start

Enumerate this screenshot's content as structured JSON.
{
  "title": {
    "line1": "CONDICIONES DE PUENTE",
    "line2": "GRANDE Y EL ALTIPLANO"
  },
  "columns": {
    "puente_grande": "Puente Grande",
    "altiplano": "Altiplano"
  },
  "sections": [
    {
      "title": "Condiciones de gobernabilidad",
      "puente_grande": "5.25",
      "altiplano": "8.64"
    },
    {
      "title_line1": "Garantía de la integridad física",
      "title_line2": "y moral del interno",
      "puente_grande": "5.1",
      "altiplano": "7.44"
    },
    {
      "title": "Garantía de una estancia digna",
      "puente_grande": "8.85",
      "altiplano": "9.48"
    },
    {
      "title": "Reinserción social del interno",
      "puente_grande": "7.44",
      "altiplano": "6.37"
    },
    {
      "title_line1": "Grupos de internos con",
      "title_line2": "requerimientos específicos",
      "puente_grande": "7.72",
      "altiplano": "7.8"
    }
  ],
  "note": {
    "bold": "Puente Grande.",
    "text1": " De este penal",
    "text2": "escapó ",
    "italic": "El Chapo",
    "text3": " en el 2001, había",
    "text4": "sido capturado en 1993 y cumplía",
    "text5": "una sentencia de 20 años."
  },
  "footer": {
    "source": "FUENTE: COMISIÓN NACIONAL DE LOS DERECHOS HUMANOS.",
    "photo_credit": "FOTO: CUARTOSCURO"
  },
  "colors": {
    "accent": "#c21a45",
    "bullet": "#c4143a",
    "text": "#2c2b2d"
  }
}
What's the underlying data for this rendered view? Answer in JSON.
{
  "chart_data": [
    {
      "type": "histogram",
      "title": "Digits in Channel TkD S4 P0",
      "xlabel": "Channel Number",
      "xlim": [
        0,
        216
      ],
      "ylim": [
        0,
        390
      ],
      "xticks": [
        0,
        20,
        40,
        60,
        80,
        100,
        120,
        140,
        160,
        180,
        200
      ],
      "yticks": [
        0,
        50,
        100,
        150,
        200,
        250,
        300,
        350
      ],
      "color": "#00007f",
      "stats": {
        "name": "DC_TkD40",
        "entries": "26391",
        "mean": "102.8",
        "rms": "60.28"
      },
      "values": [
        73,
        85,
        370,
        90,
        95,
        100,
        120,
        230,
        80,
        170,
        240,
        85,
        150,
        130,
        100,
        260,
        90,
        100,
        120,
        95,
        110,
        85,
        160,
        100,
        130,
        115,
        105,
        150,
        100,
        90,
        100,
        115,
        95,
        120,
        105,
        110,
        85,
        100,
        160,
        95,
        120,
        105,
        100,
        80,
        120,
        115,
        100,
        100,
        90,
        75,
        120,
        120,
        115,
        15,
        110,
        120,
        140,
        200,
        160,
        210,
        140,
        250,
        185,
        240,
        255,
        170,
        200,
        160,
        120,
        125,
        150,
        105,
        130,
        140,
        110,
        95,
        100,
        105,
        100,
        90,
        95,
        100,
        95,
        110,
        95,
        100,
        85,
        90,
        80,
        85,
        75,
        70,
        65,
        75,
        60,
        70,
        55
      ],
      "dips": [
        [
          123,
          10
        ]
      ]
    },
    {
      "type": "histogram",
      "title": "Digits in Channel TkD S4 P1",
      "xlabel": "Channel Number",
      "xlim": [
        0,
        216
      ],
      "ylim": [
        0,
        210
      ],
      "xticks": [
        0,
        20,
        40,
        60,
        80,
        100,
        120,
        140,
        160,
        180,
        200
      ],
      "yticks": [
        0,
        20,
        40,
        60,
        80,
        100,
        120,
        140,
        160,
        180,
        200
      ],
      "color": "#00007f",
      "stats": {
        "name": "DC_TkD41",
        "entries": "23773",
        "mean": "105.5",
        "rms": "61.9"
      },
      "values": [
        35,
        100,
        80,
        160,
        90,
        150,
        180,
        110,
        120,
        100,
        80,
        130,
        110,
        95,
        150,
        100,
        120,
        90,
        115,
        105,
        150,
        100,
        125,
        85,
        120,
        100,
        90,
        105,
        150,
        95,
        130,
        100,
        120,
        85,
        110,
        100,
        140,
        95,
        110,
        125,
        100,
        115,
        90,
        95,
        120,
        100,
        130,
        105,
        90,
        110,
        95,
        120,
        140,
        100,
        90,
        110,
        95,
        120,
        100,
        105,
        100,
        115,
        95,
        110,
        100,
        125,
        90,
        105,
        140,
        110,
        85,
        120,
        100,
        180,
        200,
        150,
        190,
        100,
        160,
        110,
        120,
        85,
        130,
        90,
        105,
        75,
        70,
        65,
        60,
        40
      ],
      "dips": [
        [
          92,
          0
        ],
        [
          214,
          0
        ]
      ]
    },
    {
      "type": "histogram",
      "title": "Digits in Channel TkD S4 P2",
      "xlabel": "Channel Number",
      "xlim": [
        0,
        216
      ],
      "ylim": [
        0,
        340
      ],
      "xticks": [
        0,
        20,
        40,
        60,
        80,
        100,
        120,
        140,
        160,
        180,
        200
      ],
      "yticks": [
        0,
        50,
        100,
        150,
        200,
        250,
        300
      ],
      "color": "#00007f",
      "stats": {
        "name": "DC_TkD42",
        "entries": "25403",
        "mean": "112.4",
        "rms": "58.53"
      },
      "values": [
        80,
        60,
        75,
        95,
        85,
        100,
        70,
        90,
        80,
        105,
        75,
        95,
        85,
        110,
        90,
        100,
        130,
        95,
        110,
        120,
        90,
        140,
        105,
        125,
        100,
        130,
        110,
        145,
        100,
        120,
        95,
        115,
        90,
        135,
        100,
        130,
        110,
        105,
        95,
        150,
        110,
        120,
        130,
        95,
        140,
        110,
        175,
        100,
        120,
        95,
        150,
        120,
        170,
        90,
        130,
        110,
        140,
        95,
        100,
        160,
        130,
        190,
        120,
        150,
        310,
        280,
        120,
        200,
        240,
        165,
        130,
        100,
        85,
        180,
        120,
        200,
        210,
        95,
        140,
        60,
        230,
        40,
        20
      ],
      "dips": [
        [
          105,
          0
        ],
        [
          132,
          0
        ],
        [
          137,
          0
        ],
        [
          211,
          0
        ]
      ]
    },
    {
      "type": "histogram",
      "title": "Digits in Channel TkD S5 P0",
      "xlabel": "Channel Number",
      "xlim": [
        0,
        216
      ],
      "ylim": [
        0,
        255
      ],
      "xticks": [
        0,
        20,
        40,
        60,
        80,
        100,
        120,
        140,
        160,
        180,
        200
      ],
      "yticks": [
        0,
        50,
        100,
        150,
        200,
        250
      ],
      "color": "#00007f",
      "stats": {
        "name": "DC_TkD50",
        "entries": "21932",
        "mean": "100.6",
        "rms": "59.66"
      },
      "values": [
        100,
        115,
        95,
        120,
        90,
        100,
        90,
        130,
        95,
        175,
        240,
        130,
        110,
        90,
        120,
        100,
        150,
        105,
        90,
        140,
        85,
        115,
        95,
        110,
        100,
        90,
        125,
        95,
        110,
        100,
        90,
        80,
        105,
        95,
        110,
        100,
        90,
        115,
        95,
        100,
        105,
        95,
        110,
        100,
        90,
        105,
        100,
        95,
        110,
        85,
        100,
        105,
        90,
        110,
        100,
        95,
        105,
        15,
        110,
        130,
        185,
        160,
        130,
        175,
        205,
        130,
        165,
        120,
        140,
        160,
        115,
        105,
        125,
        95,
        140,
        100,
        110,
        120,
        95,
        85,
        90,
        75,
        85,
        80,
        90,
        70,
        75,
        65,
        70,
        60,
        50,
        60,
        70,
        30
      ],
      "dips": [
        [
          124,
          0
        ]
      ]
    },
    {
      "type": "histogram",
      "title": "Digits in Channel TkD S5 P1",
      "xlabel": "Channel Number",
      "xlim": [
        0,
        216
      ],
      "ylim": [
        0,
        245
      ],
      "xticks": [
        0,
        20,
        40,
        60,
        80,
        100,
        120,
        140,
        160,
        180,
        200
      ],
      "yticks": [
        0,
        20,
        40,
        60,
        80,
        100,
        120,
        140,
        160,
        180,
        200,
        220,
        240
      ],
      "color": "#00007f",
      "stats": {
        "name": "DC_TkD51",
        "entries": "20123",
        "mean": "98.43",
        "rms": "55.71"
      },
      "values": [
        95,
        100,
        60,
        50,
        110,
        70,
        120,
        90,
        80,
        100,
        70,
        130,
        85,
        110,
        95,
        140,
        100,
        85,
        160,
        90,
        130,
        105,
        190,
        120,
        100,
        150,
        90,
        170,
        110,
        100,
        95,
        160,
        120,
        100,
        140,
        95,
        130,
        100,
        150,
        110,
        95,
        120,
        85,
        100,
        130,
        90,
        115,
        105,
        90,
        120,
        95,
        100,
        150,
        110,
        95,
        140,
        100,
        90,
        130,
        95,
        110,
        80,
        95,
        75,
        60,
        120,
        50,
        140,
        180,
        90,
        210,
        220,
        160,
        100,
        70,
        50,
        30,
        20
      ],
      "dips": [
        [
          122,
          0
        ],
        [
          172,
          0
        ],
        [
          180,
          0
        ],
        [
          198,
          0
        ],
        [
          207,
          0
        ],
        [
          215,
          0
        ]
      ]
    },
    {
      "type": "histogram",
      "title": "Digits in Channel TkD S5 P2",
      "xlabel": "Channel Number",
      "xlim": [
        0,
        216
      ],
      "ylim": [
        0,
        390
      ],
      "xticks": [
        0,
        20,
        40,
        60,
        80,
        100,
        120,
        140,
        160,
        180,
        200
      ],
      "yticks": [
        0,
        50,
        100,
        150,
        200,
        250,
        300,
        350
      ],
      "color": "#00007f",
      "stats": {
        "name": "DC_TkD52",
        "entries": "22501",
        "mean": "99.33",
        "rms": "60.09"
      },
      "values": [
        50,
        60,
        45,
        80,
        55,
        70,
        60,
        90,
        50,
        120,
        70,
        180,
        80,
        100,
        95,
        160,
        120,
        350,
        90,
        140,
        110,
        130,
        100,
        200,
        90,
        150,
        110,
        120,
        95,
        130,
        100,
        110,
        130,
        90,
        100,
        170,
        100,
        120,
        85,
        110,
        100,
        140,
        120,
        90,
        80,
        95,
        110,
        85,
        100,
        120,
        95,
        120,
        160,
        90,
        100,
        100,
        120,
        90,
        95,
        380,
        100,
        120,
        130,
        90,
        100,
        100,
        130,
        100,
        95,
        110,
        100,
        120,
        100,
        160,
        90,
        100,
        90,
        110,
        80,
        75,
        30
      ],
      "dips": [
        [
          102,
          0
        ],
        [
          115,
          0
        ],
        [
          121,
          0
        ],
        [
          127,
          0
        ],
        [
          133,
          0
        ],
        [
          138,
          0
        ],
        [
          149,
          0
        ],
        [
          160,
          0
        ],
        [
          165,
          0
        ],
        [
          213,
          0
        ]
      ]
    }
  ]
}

end

— Exercise aim —
Read through the lines above and collect those that contain the string "entries".

— Written response —
        "entries": "26391",
        "entries": "23773",
        "entries": "25403",
        "entries": "21932",
        "entries": "20123",
        "entries": "22501",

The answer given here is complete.